#### DATA LISTING
══════════
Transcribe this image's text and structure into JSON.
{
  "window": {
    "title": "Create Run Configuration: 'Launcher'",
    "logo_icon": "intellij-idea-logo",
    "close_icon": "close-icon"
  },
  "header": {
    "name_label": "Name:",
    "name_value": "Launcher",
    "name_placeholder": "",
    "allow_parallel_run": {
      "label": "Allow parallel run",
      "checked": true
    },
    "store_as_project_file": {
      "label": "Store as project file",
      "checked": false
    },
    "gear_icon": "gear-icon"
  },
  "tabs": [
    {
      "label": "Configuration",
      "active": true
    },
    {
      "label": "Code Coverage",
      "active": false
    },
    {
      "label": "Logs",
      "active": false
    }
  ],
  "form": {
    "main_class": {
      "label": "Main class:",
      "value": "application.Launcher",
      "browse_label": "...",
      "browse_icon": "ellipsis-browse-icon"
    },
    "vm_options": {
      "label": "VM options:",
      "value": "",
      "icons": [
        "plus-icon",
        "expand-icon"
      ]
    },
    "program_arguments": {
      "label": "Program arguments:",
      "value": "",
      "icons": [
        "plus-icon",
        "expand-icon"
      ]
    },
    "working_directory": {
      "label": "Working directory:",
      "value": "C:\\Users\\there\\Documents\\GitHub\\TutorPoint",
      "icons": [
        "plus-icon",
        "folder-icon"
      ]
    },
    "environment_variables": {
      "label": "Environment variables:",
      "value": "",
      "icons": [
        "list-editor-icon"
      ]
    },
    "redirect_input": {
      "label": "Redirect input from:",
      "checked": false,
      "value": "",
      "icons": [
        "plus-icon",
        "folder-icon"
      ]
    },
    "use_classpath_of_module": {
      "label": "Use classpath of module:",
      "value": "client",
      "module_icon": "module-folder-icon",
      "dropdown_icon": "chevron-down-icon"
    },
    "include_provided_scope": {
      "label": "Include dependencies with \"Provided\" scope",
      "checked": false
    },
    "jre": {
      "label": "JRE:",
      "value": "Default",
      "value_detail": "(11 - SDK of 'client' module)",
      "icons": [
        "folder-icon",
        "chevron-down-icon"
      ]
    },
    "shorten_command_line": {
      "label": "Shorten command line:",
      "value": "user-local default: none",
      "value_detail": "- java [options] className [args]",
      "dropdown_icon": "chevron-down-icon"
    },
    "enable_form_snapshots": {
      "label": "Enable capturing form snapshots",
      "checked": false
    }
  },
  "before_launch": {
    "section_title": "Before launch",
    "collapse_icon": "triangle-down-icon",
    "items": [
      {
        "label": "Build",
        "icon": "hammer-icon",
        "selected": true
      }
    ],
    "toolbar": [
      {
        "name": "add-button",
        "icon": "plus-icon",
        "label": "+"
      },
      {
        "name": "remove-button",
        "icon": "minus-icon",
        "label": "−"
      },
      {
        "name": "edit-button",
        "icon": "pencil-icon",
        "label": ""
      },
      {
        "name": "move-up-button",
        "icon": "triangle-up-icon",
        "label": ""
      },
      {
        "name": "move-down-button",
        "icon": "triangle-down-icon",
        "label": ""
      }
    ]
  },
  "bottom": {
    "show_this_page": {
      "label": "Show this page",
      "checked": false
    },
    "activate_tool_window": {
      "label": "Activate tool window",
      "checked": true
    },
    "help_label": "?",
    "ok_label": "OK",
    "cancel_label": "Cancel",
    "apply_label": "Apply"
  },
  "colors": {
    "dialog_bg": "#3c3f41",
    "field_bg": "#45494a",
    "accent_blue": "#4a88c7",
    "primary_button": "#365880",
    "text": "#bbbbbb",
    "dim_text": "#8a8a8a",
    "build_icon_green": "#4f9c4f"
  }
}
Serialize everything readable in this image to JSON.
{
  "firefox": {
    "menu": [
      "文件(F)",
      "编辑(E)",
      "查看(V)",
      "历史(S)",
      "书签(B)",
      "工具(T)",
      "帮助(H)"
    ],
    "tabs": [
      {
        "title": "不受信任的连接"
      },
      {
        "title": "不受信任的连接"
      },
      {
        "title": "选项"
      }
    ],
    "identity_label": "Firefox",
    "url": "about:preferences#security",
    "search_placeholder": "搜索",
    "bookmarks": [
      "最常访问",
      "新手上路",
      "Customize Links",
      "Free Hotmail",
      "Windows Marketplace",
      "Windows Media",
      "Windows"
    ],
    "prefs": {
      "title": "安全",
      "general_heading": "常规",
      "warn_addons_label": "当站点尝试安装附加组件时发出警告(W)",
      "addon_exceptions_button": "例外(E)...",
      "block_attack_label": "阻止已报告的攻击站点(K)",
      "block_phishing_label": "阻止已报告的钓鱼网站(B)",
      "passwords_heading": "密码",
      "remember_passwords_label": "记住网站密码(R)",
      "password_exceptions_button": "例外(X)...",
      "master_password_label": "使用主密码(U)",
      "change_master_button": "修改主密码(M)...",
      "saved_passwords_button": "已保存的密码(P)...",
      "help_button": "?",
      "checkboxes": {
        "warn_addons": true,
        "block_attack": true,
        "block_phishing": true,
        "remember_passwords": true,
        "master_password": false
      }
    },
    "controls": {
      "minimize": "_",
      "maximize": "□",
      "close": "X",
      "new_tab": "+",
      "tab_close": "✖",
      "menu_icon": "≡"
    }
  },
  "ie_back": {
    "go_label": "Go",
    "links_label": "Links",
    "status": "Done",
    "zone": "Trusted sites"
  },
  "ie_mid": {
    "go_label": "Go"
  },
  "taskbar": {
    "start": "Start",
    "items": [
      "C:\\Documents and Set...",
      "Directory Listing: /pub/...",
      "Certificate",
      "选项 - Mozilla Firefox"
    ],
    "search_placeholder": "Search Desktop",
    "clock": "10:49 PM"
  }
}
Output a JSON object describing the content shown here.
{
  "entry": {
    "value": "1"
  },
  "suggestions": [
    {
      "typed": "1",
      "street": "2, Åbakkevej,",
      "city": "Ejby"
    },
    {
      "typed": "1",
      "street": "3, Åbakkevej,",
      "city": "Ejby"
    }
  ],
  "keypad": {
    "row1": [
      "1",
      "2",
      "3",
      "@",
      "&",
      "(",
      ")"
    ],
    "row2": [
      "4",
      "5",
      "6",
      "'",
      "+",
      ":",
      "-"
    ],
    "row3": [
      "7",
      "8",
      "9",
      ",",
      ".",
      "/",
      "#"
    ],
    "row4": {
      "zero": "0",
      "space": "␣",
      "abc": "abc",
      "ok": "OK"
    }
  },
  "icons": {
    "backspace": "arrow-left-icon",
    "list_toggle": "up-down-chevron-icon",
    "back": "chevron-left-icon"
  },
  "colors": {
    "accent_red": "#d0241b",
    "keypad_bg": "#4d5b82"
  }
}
══════════
#### YOUR OBJECTIVE
All of the material above needs to be copied exactly.

#### CORRECT RESPONSE
Transcribe this image's text and structure into JSON.
{
  "window": {
    "title": "Create Run Configuration: 'Launcher'",
    "logo_icon": "intellij-idea-logo",
    "close_icon": "close-icon"
  },
  "header": {
    "name_label": "Name:",
    "name_value": "Launcher",
    "name_placeholder": "",
    "allow_parallel_run": {
      "label": "Allow parallel run",
      "checked": true
    },
    "store_as_project_file": {
      "label": "Store as project file",
      "checked": false
    },
    "gear_icon": "gear-icon"
  },
  "tabs": [
    {
      "label": "Configuration",
      "active": true
    },
    {
      "label": "Code Coverage",
      "active": false
    },
    {
      "label": "Logs",
      "active": false
    }
  ],
  "form": {
    "main_class": {
      "label": "Main class:",
      "value": "application.Launcher",
      "browse_label": "...",
      "browse_icon": "ellipsis-browse-icon"
    },
    "vm_options": {
      "label": "VM options:",
      "value": "",
      "icons": [
        "plus-icon",
        "expand-icon"
      ]
    },
    "program_arguments": {
      "label": "Program arguments:",
      "value": "",
      "icons": [
        "plus-icon",
        "expand-icon"
      ]
    },
    "working_directory": {
      "label": "Working directory:",
      "value": "C:\\Users\\there\\Documents\\GitHub\\TutorPoint",
      "icons": [
        "plus-icon",
        "folder-icon"
      ]
    },
    "environment_variables": {
      "label": "Environment variables:",
      "value": "",
      "icons": [
        "list-editor-icon"
      ]
    },
    "redirect_input": {
      "label": "Redirect input from:",
      "checked": false,
      "value": "",
      "icons": [
        "plus-icon",
        "folder-icon"
      ]
    },
    "use_classpath_of_module": {
      "label": "Use classpath of module:",
      "value": "client",
      "module_icon": "module-folder-icon",
      "dropdown_icon": "chevron-down-icon"
    },
    "include_provided_scope": {
      "label": "Include dependencies with \"Provided\" scope",
      "checked": false
    },
    "jre": {
      "label": "JRE:",
      "value": "Default",
      "value_detail": "(11 - SDK of 'client' module)",
      "icons": [
        "folder-icon",
        "chevron-down-icon"
      ]
    },
    "shorten_command_line": {
      "label": "Shorten command line:",
      "value": "user-local default: none",
      "value_detail": "- java [options] className [args]",
      "dropdown_icon": "chevron-down-icon"
    },
    "enable_form_snapshots": {
      "label": "Enable capturing form snapshots",
      "checked": false
    }
  },
  "before_launch": {
    "section_title": "Before launch",
    "collapse_icon": "triangle-down-icon",
    "items": [
      {
        "label": "Build",
        "icon": "hammer-icon",
        "selected": true
      }
    ],
    "toolbar": [
      {
        "name": "add-button",
        "icon": "plus-icon",
        "label": "+"
      },
      {
        "name": "remove-button",
        "icon": "minus-icon",
        "label": "−"
      },
      {
        "name": "edit-button",
        "icon": "pencil-icon",
        "label": ""
      },
      {
        "name": "move-up-button",
        "icon": "triangle-up-icon",
        "label": ""
      },
      {
        "name": "move-down-button",
        "icon": "triangle-down-icon",
        "label": ""
      }
    ]
  },
  "bottom": {
    "show_this_page": {
      "label": "Show this page",
      "checked": false
    },
    "activate_tool_window": {
      "label": "Activate tool window",
      "checked": true
    },
    "help_label": "?",
    "ok_label": "OK",
    "cancel_label": "Cancel",
    "apply_label": "Apply"
  },
  "colors": {
    "dialog_bg": "#3c3f41",
    "field_bg": "#45494a",
    "accent_blue": "#4a88c7",
    "primary_button": "#365880",
    "text": "#bbbbbb",
    "dim_text": "#8a8a8a",
    "build_icon_green": "#4f9c4f"
  }
}
Serialize everything readable in this image to JSON.
{
  "firefox": {
    "menu": [
      "文件(F)",
      "编辑(E)",
      "查看(V)",
      "历史(S)",
      "书签(B)",
      "工具(T)",
      "帮助(H)"
    ],
    "tabs": [
      {
        "title": "不受信任的连接"
      },
      {
        "title": "不受信任的连接"
      },
      {
        "title": "选项"
      }
    ],
    "identity_label": "Firefox",
    "url": "about:preferences#security",
    "search_placeholder": "搜索",
    "bookmarks": [
      "最常访问",
      "新手上路",
      "Customize Links",
      "Free Hotmail",
      "Windows Marketplace",
      "Windows Media",
      "Windows"
    ],
    "prefs": {
      "title": "安全",
      "general_heading": "常规",
      "warn_addons_label": "当站点尝试安装附加组件时发出警告(W)",
      "addon_exceptions_button": "例外(E)...",
      "block_attack_label": "阻止已报告的攻击站点(K)",
      "block_phishing_label": "阻止已报告的钓鱼网站(B)",
      "passwords_heading": "密码",
      "remember_passwords_label": "记住网站密码(R)",
      "password_exceptions_button": "例外(X)...",
      "master_password_label": "使用主密码(U)",
      "change_master_button": "修改主密码(M)...",
      "saved_passwords_button": "已保存的密码(P)...",
      "help_button": "?",
      "checkboxes": {
        "warn_addons": true,
        "block_attack": true,
        "block_phishing": true,
        "remember_passwords": true,
        "master_password": false
      }
    },
    "controls": {
      "minimize": "_",
      "maximize": "□",
      "close": "X",
      "new_tab": "+",
      "tab_close": "✖",
      "menu_icon": "≡"
    }
  },
  "ie_back": {
    "go_label": "Go",
    "links_label": "Links",
    "status": "Done",
    "zone": "Trusted sites"
  },
  "ie_mid": {
    "go_label": "Go"
  },
  "taskbar": {
    "start": "Start",
    "items": [
      "C:\\Documents and Set...",
      "Directory Listing: /pub/...",
      "Certificate",
      "选项 - Mozilla Firefox"
    ],
    "search_placeholder": "Search Desktop",
    "clock": "10:49 PM"
  }
}
Output a JSON object describing the content shown here.
{
  "entry": {
    "value": "1"
  },
  "suggestions": [
    {
      "typed": "1",
      "street": "2, Åbakkevej,",
      "city": "Ejby"
    },
    {
      "typed": "1",
      "street": "3, Åbakkevej,",
      "city": "Ejby"
    }
  ],
  "keypad": {
    "row1": [
      "1",
      "2",
      "3",
      "@",
      "&",
      "(",
      ")"
    ],
    "row2": [
      "4",
      "5",
      "6",
      "'",
      "+",
      ":",
      "-"
    ],
    "row3": [
      "7",
      "8",
      "9",
      ",",
      ".",
      "/",
      "#"
    ],
    "row4": {
      "zero": "0",
      "space": "␣",
      "abc": "abc",
      "ok": "OK"
    }
  },
  "icons": {
    "backspace": "arrow-left-icon",
    "list_toggle": "up-down-chevron-icon",
    "back": "chevron-left-icon"
  },
  "colors": {
    "accent_red": "#d0241b",
    "keypad_bg": "#4d5b82"
  }
}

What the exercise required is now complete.